- _DATASET CONTENT_:
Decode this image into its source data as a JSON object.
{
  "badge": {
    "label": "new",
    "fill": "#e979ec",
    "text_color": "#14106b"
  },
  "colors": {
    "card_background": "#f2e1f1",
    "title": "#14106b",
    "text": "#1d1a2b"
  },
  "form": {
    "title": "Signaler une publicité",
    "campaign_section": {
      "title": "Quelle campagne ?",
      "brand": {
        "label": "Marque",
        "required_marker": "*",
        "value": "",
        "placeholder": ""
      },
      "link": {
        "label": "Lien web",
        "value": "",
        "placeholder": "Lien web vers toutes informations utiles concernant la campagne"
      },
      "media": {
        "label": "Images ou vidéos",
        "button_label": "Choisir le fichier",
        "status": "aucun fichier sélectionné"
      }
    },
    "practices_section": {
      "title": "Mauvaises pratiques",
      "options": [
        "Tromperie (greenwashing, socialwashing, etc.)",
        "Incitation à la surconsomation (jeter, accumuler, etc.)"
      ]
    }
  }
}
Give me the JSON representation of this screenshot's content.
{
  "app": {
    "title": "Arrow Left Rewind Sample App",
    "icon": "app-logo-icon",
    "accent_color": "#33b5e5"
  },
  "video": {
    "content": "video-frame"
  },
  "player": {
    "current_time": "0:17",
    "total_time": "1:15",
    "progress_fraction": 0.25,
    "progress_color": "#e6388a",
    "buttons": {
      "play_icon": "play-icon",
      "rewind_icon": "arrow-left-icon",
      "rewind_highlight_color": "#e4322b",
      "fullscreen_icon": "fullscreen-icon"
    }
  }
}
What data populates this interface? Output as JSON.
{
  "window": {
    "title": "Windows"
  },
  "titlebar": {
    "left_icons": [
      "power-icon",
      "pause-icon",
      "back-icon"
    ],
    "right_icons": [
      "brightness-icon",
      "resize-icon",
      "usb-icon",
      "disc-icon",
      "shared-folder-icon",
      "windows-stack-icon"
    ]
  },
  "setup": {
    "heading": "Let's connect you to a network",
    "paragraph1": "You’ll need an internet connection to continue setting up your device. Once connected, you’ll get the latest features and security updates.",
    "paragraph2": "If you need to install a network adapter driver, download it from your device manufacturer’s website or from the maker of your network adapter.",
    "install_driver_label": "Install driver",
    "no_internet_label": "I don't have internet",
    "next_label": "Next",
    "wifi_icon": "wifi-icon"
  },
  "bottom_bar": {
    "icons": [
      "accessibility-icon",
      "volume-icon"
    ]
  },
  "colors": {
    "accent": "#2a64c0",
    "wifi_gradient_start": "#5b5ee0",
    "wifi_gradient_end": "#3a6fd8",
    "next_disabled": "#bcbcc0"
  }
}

- _TASK STATEMENT_: Every entry needs to be retyped exactly.

- _SOLUTION TO THIS EXERCISE_:
Decode this image into its source data as a JSON object.
{
  "badge": {
    "label": "new",
    "fill": "#e979ec",
    "text_color": "#14106b"
  },
  "colors": {
    "card_background": "#f2e1f1",
    "title": "#14106b",
    "text": "#1d1a2b"
  },
  "form": {
    "title": "Signaler une publicité",
    "campaign_section": {
      "title": "Quelle campagne ?",
      "brand": {
        "label": "Marque",
        "required_marker": "*",
        "value": "",
        "placeholder": ""
      },
      "link": {
        "label": "Lien web",
        "value": "",
        "placeholder": "Lien web vers toutes informations utiles concernant la campagne"
      },
      "media": {
        "label": "Images ou vidéos",
        "button_label": "Choisir le fichier",
        "status": "aucun fichier sélectionné"
      }
    },
    "practices_section": {
      "title": "Mauvaises pratiques",
      "options": [
        "Tromperie (greenwashing, socialwashing, etc.)",
        "Incitation à la surconsomation (jeter, accumuler, etc.)"
      ]
    }
  }
}
Give me the JSON representation of this screenshot's content.
{
  "app": {
    "title": "Arrow Left Rewind Sample App",
    "icon": "app-logo-icon",
    "accent_color": "#33b5e5"
  },
  "video": {
    "content": "video-frame"
  },
  "player": {
    "current_time": "0:17",
    "total_time": "1:15",
    "progress_fraction": 0.25,
    "progress_color": "#e6388a",
    "buttons": {
      "play_icon": "play-icon",
      "rewind_icon": "arrow-left-icon",
      "rewind_highlight_color": "#e4322b",
      "fullscreen_icon": "fullscreen-icon"
    }
  }
}
What data populates this interface? Output as JSON.
{
  "window": {
    "title": "Windows"
  },
  "titlebar": {
    "left_icons": [
      "power-icon",
      "pause-icon",
      "back-icon"
    ],
    "right_icons": [
      "brightness-icon",
      "resize-icon",
      "usb-icon",
      "disc-icon",
      "shared-folder-icon",
      "windows-stack-icon"
    ]
  },
  "setup": {
    "heading": "Let's connect you to a network",
    "paragraph1": "You’ll need an internet connection to continue setting up your device. Once connected, you’ll get the latest features and security updates.",
    "paragraph2": "If you need to install a network adapter driver, download it from your device manufacturer’s website or from the maker of your network adapter.",
    "install_driver_label": "Install driver",
    "no_internet_label": "I don't have internet",
    "next_label": "Next",
    "wifi_icon": "wifi-icon"
  },
  "bottom_bar": {
    "icons": [
      "accessibility-icon",
      "volume-icon"
    ]
  },
  "colors": {
    "accent": "#2a64c0",
    "wifi_gradient_start": "#5b5ee0",
    "wifi_gradient_end": "#3a6fd8",
    "next_disabled": "#bcbcc0"
  }
}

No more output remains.